■ Short task ■
Exactly repeat the full listing that follows.

[Data entries]
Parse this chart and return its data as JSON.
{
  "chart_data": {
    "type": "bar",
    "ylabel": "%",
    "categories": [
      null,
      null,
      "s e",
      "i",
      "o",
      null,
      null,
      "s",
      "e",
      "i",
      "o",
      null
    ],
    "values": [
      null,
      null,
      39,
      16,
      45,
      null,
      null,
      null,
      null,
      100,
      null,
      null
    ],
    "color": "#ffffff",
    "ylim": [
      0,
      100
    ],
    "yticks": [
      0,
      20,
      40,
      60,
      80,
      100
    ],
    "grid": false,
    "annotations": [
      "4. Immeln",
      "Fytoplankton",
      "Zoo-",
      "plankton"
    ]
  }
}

■ Right answer ■
Parse this chart and return its data as JSON.
{
  "chart_data": {
    "type": "bar",
    "ylabel": "%",
    "categories": [
      null,
      null,
      "s e",
      "i",
      "o",
      null,
      null,
      "s",
      "e",
      "i",
      "o",
      null
    ],
    "values": [
      null,
      null,
      39,
      16,
      45,
      null,
      null,
      null,
      null,
      100,
      null,
      null
    ],
    "color": "#ffffff",
    "ylim": [
      0,
      100
    ],
    "yticks": [
      0,
      20,
      40,
      60,
      80,
      100
    ],
    "grid": false,
    "annotations": [
      "4. Immeln",
      "Fytoplankton",
      "Zoo-",
      "plankton"
    ]
  }
}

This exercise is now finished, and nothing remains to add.